>> begin Data to use

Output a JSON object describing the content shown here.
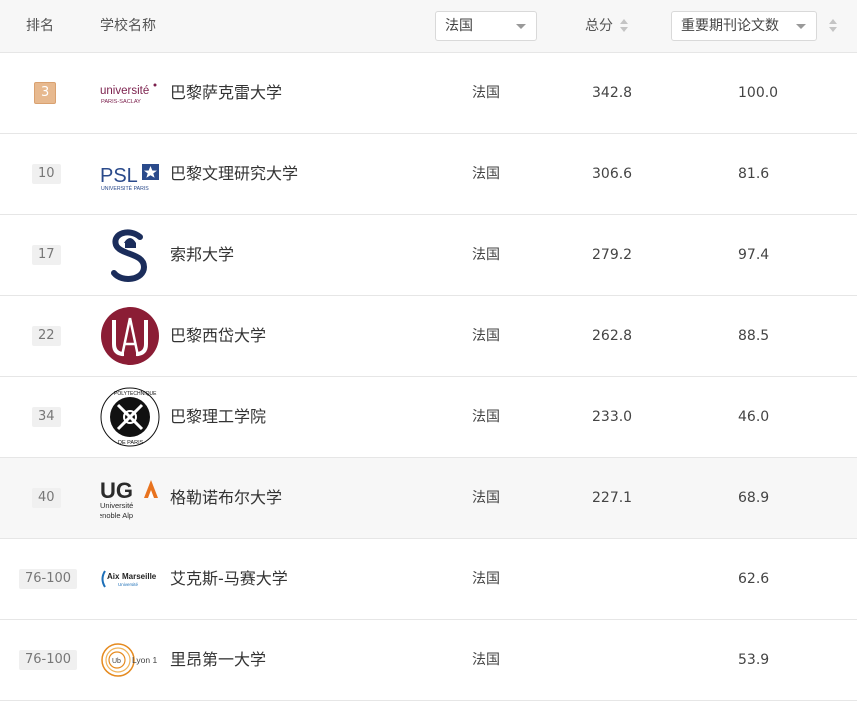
{
  "header": {
    "rank_label": "排名",
    "school_label": "学校名称",
    "country_select": "法国",
    "total_label": "总分",
    "indicator_select": "重要期刊论文数"
  },
  "rows": [
    {
      "rank": "3",
      "logo_text": "université PARIS-SACLAY",
      "name": "巴黎萨克雷大学",
      "country": "法国",
      "score": "342.8",
      "indicator": "100.0"
    },
    {
      "rank": "10",
      "logo_text": "PSL UNIVERSITÉ PARIS",
      "name": "巴黎文理研究大学",
      "country": "法国",
      "score": "306.6",
      "indicator": "81.6"
    },
    {
      "rank": "17",
      "logo_text": "",
      "name": "索邦大学",
      "country": "法国",
      "score": "279.2",
      "indicator": "97.4"
    },
    {
      "rank": "22",
      "logo_text": "",
      "name": "巴黎西岱大学",
      "country": "法国",
      "score": "262.8",
      "indicator": "88.5"
    },
    {
      "rank": "34",
      "logo_text": "POLYTECHNIQUE INSTITUT DE PARIS",
      "name": "巴黎理工学院",
      "country": "法国",
      "score": "233.0",
      "indicator": "46.0"
    },
    {
      "rank": "40",
      "logo_text": "UGA Université Grenoble Alpes",
      "name": "格勒诺布尔大学",
      "country": "法国",
      "score": "227.1",
      "indicator": "68.9"
    },
    {
      "rank": "76-100",
      "logo_text": "Aix Marseille Université",
      "name": "艾克斯-马赛大学",
      "country": "法国",
      "score": "",
      "indicator": "62.6"
    },
    {
      "rank": "76-100",
      "logo_text": "Lyon 1",
      "name": "里昂第一大学",
      "country": "法国",
      "score": "",
      "indicator": "53.9"
    }
  ],
  "colors": {
    "top_badge": "#e7b98f",
    "highlight_row": "#f7f7f7",
    "saclay": "#7b1f4c",
    "psl": "#2a4a8b",
    "sorbonne": "#1b2d5b",
    "cite": "#8b1d35",
    "uga_orange": "#e8731f",
    "lyon_orange": "#e58a1f"
  }
}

>> end Data to use

| Task brief |
A line counts if it holds the word "score". How many lines of the entries count? Give the number only.

| Full solution |
8